> Written problem
Scan the material below for the string "Installation", and copy every line where it shows up.

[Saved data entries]
------------------------
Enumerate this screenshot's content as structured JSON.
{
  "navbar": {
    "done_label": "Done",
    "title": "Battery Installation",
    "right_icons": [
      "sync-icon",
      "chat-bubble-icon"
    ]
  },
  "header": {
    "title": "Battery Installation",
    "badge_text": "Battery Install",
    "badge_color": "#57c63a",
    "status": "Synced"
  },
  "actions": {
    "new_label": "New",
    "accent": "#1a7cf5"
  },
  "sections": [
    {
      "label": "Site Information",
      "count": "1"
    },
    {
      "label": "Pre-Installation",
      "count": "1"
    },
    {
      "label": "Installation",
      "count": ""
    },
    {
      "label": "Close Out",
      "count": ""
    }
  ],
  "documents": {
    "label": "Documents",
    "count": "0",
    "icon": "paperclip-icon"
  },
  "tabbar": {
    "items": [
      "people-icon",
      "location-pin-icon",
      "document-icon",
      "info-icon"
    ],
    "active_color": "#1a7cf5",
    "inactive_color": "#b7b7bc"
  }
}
------------------------
> Solution for this exercise
    "title": "Battery Installation",
    "title": "Battery Installation",
      "label": "Pre-Installation",
      "label": "Installation",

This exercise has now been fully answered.